* [THE EXERCISE]: From the entries below, copy every line where the string "الأصلي" appears.

..............................

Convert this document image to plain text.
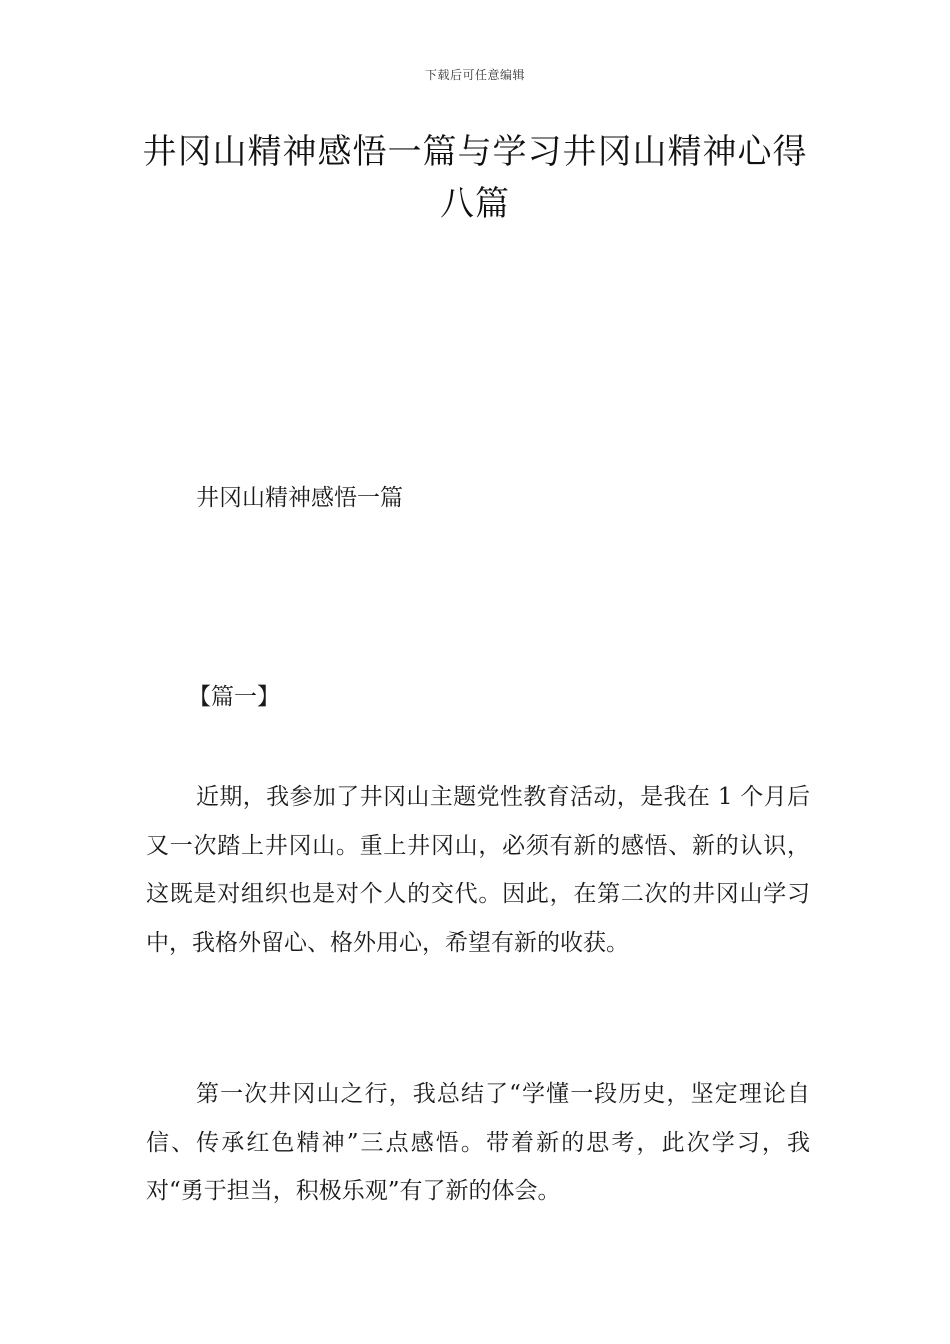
下载后可任意编辑
井冈山精神感悟一篇与学习井冈山精神心得八篇
井冈山精神感悟一篇
【篇一】

近期，我参加了井冈山主题党性教育活动，是我在 1 个月后又一次踏上井冈山。重上井冈山，必须有新的感悟、新的认识，这既是对组织也是对个人的交代。因此，在第二次的井冈山学习中，我格外留心、格外用心，希望有新的收获。

第一次井冈山之行，我总结了“学懂一段历史，坚定理论自信、传承红色精神”三点感悟。带着新的思考，此次学习，我对“勇于担当，积极乐观”有了新的体会。
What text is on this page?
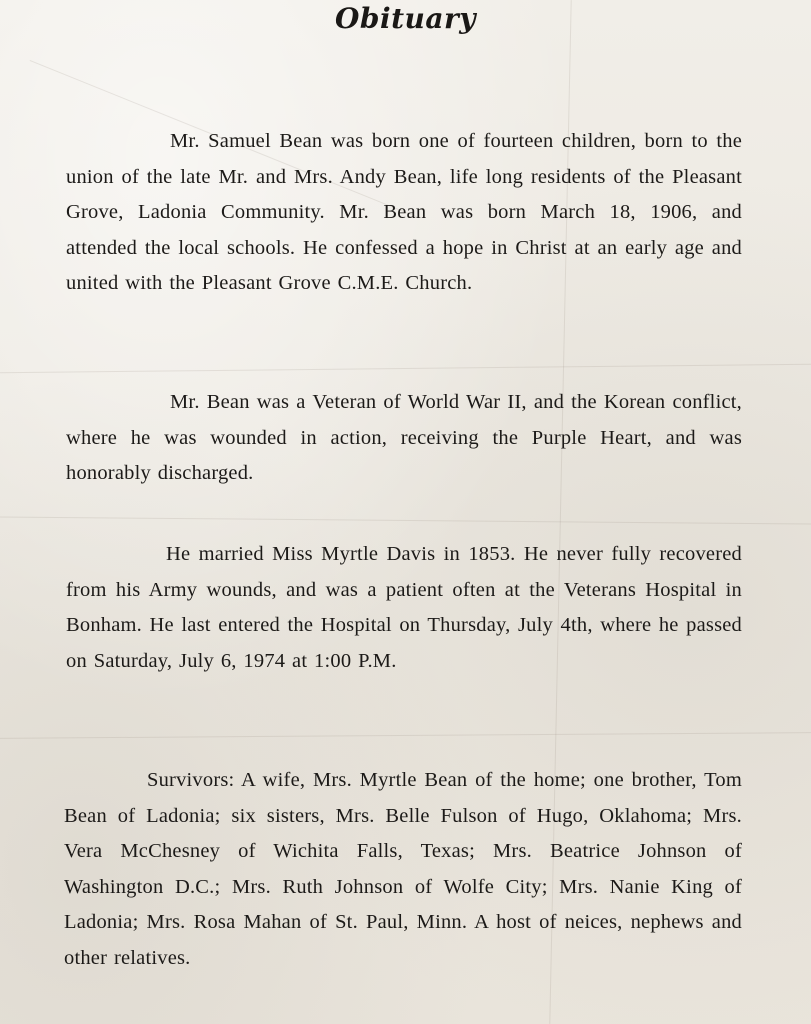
Obituary

Mr. Samuel Bean was born one of fourteen children, born to the union of the late Mr. and Mrs. Andy Bean, life long residents of the Pleasant Grove, Ladonia Community. Mr. Bean was born March 18, 1906, and attended the local schools. He confessed a hope in Christ at an early age and united with the Pleasant Grove C.M.E. Church.

Mr. Bean was a Veteran of World War II, and the Korean conflict, where he was wounded in action, receiving the Purple Heart, and was honorably discharged.

He married Miss Myrtle Davis in 1853. He never fully recovered from his Army wounds, and was a patient often at the Veterans Hospital in Bonham. He last entered the Hospital on Thursday, July 4th, where he passed on Saturday, July 6, 1974 at 1:00 P.M.

Survivors: A wife, Mrs. Myrtle Bean of the home; one brother, Tom Bean of Ladonia; six sisters, Mrs. Belle Fulson of Hugo, Oklahoma; Mrs. Vera McChesney of Wichita Falls, Texas; Mrs. Beatrice Johnson of Washington D.C.; Mrs. Ruth Johnson of Wolfe City; Mrs. Nanie King of Ladonia; Mrs. Rosa Mahan of St. Paul, Minn. A host of neices, nephews and other relatives.
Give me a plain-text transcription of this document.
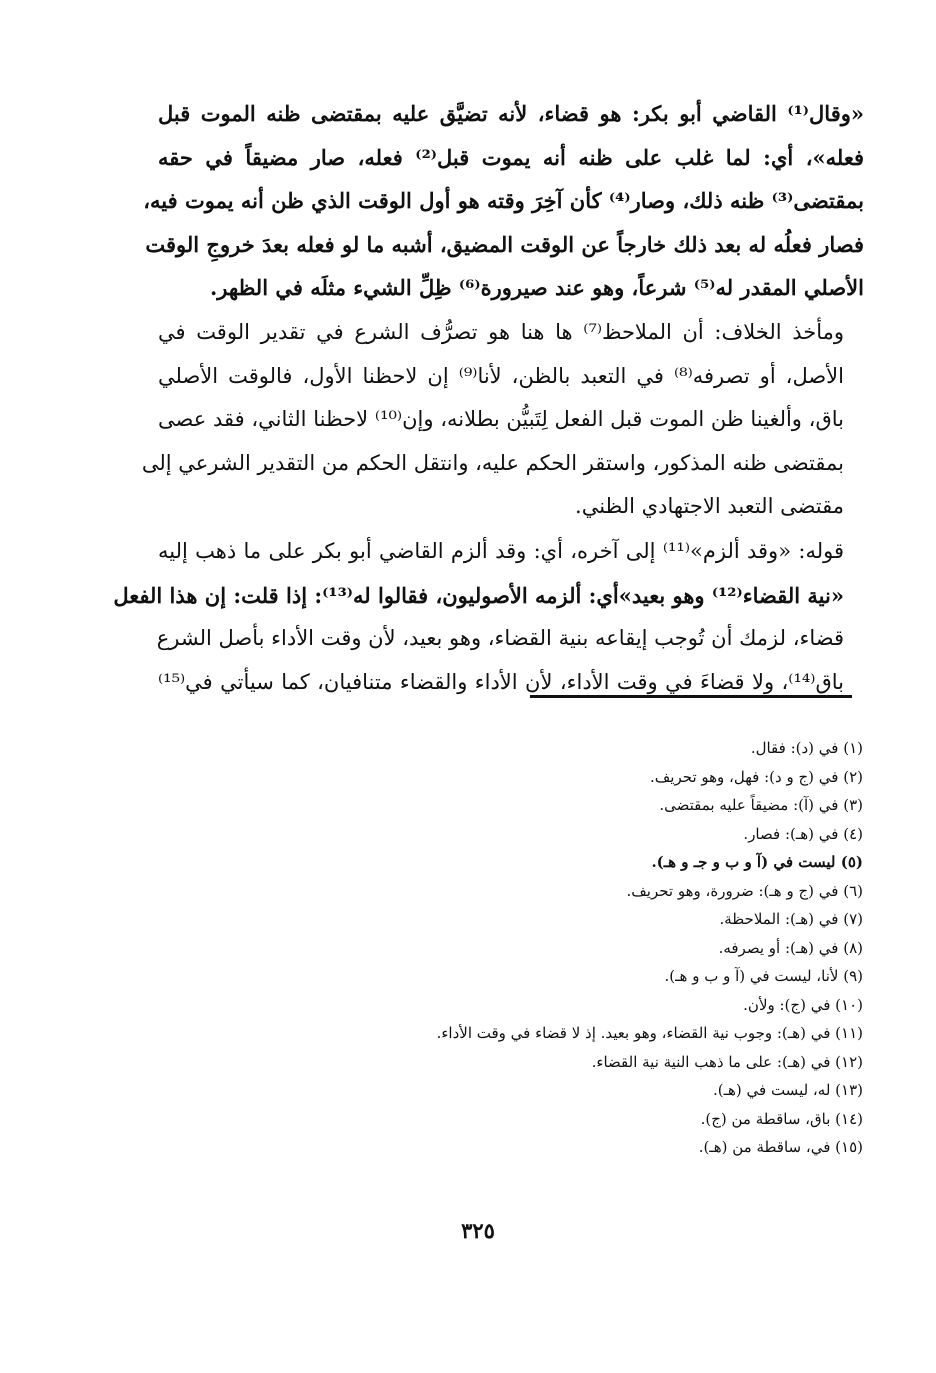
«وقال⁽¹⁾ القاضي أبو بكر: هو قضاء، لأنه تضيَّق عليه بمقتضى ظنه الموت قبل
فعله»، أي: لما غلب على ظنه أنه يموت قبل⁽²⁾ فعله، صار مضيقاً في حقه
بمقتضى⁽³⁾ ظنه ذلك، وصار⁽⁴⁾ كأن آخِرَ وقته هو أول الوقت الذي ظن أنه يموت فيه،
فصار فعلُه له بعد ذلك خارجاً عن الوقت المضيق، أشبه ما لو فعله بعدَ خروجِ الوقت
الأصلي المقدر له⁽⁵⁾ شرعاً، وهو عند صيرورة⁽⁶⁾ ظِلِّ الشيء مثلَه في الظهر.

ومأخذ الخلاف: أن الملاحظ⁽⁷⁾ ها هنا هو تصرُّف الشرع في تقدير الوقت في
الأصل، أو تصرفه⁽⁸⁾ في التعبد بالظن، لأنا⁽⁹⁾ إن لاحظنا الأول، فالوقت الأصلي
باق، وألغينا ظن الموت قبل الفعل لِتَبيُّن بطلانه، وإن⁽¹⁰⁾ لاحظنا الثاني، فقد عصى
بمقتضى ظنه المذكور، واستقر الحكم عليه، وانتقل الحكم من التقدير الشرعي إلى
مقتضى التعبد الاجتهادي الظني.

قوله: «وقد ألزم»⁽¹¹⁾ إلى آخره، أي: وقد ألزم القاضي أبو بكر على ما ذهب إليه
«نية القضاء⁽¹²⁾ وهو بعيد»أي: ألزمه الأصوليون، فقالوا له⁽¹³⁾: إذا قلت: إن هذا الفعل
قضاء، لزمك أن تُوجب إيقاعه بنية القضاء، وهو بعيد، لأن وقت الأداء بأصل الشرع
باق⁽¹⁴⁾، ولا قضاءَ في وقت الأداء، لأن الأداء والقضاء متنافيان، كما سيأتي في⁽¹⁵⁾

(١) في (د): فقال.
(٢) في (ج و د): فهل، وهو تحريف.
(٣) في (آ): مضيقاً عليه بمقتضى.
(٤) في (هـ): فصار.
(٥) ليست في (آ و ب و جـ و هـ).
(٦) في (ج و هـ): ضرورة، وهو تحريف.
(٧) في (هـ): الملاحظة.
(٨) في (هـ): أو يصرفه.
(٩) لأنا، ليست في (آ و ب و هـ).
(١٠) في (ج): ولأن.
(١١) في (هـ): وجوب نية القضاء، وهو بعيد. إذ لا قضاء في وقت الأداء.
(١٢) في (هـ): على ما ذهب النية نية القضاء.
(١٣) له، ليست في (هـ).
(١٤) باق، ساقطة من (ج).
(١٥) في، ساقطة من (هـ).
٣٢٥
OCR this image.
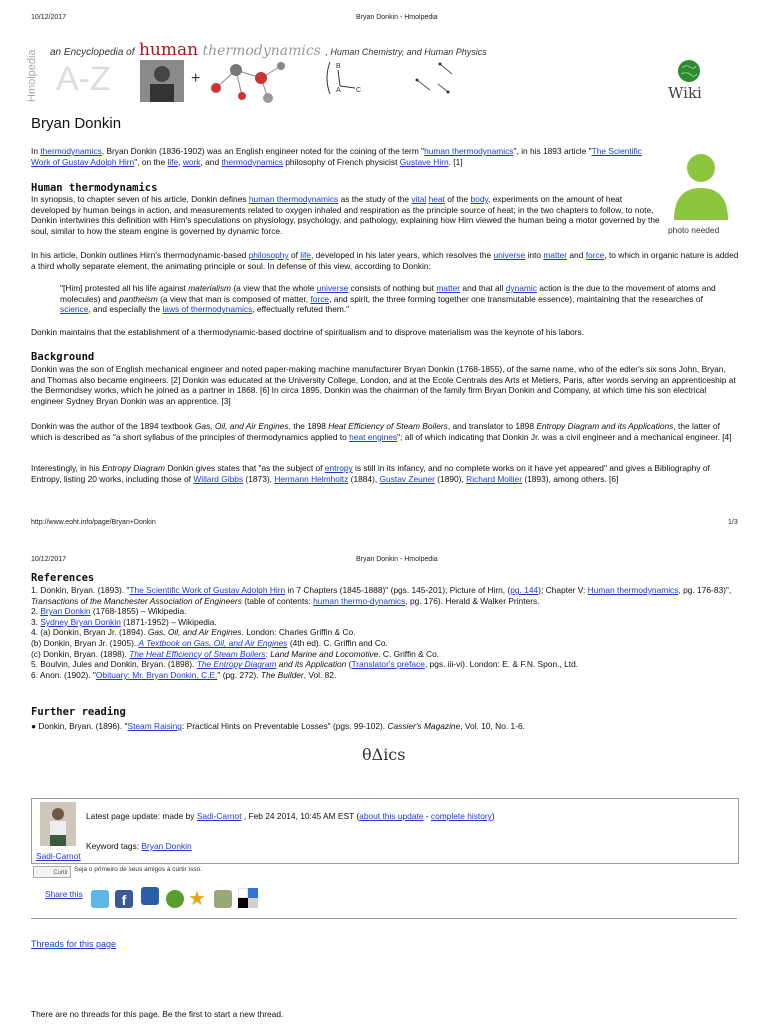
10/12/2017	Bryan Donkin - Hmolpedia
Hmolpedia an Encyclopedia of human thermodynamics , Human Chemistry, and Human Physics
A-Z	+
B
A C	Wiki
Bryan Donkin
photo needed
In thermodynamics, Bryan Donkin (1836-1902) was an English engineer noted for the coining of the term "human thermodynamics", in his 1893 article "The Scientific Work of Gustav Adolph Hirn", on the life, work, and thermodynamics philosophy of French physicist Gustave Hirn. [1]
Human thermodynamics
In synopsis, to chapter seven of his article, Donkin defines human thermodynamics as the study of the vital heat of the body, experiments on the amount of heat developed by human beings in action, and measurements related to oxygen inhaled and respiration as the principle source of heat; in the two chapters to follow, to note, Donkin intertwines this definition with Hirn's speculations on physiology, psychology, and pathology, explaining how Hirn viewed the human being a motor governed by the soul, similar to how the steam engine is governed by dynamic force.
In his article, Donkin outlines Hirn's thermodynamic-based philosophy of life, developed in his later years, which resolves the universe into matter and force, to which in organic nature is added a third wholly separate element, the animating principle or soul. In defense of this view, according to Donkin:
"[Him] protested all his life against materialism (a view that the whole universe consists of nothing but matter and that all dynamic action is the due to the movement of atoms and molecules) and pantheism (a view that man is composed of matter, force, and spirit, the three forming together one transmutable essence), maintaining that the researches of science, and especially the laws of thermodynamics, effectually refuted them."
Donkin maintains that the establishment of a thermodynamic-based doctrine of spiritualism and to disprove materialism was the keynote of his labors.
Background
Donkin was the son of English mechanical engineer and noted paper-making machine manufacturer Bryan Donkin (1768-1855), of the same name, who of the edler's six sons John, Bryan, and Thomas also became engineers. [2] Donkin was educated at the University College, London, and at the Ecole Centrals des Arts et Metiers, Paris, after words serving an apprenticeship at the Bermondsey works, which he joined as a partner in 1868. [6] In circa 1895, Donkin was the chairman of the family firm Bryan Donkin and Company, at which time his son electrical engineer Sydney Bryan Donkin was an apprentice. [3]
Donkin was the author of the 1894 textbook Gas, Oil, and Air Engines, the 1898 Heat Efficiency of Steam Boilers, and translator to 1898 Entropy Diagram and its Applications, the latter of which is described as "a short syllabus of the principles of thermodynamics applied to heat engines"; all of which indicating that Donkin Jr. was a civil engineer and a mechanical engineer. [4]
Interestingly, in his Entropy Diagram Donkin gives states that "as the subject of entropy is still in its infancy, and no complete works on it have yet appeared" and gives a Bibliography of Entropy, listing 20 works, including those of Willard Gibbs (1873), Hermann Helmholtz (1884), Gustav Zeuner (1890), Richard Mollier (1893), among others. [6]
http://www.eoht.info/page/Bryan+Donkin	1/3
10/12/2017	Bryan Donkin - Hmolpedia
References
1. Donkin, Bryan. (1893). "The Scientific Work of Gustav Adolph Hirn in 7 Chapters (1845-1888)" (pgs. 145-201); Picture of Hirn, (pg. 144); Chapter V: Human thermodynamics, pg. 176-83)", Transactions of the Manchester Association of Engineers (table of contents: human thermo-dynamics, pg. 176). Herald & Walker Printers.
2. Bryan Donkin (1768-1855) – Wikipedia.
3. Sydney Bryan Donkin (1871-1952) – Wikipedia.
4. (a) Donkin, Bryan Jr. (1894). Gas, Oil, and Air Engines. London: Charles Griffin & Co.
(b) Donkin, Bryan Jr. (1905). A Textbook on Gas, Oil, and Air Engines (4th ed). C. Griffin and Co.
(c) Donkin, Bryan. (1898). The Heat Efficiency of Steam Boilers: Land Marine and Locomotive. C. Griffin & Co.
5. Boulvin, Jules and Donkin, Bryan. (1898). The Entropy Diagram and its Application (Translator's preface, pgs. iii-vi). London: E. & F.N. Spon., Ltd.
6. Anon. (1902). "Obituary: Mr. Bryan Donkin, C.E." (pg. 272). The Builder, Vol. 82.
Further reading
● Donkin, Bryan. (1896). "Steam Raising: Practical Hints on Preventable Losses" (pgs. 99-102). Cassier's Magazine, Vol. 10, No. 1-6.
θΔics
Sadi-Carnot
Latest page update: made by Sadi-Carnot , Feb 24 2014, 10:45 AM EST (about this update - complete history)
Keyword tags: Bryan Donkin
Curtir Seja o primeiro de seus amigos a curtir isso.
Share this	f	★
Threads for this page
There are no threads for this page. Be the first to start a new thread.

..............................

* [TASK SOLUTION]:
الأصلي المقدر له⁽⁵⁾ شرعاً، وهو عند صيرورة⁽⁶⁾ ظِلِّ الشيء مثلَه في الظهر.
الأصل، أو تصرفه⁽⁸⁾ في التعبد بالظن، لأنا⁽⁹⁾ إن لاحظنا الأول، فالوقت الأصلي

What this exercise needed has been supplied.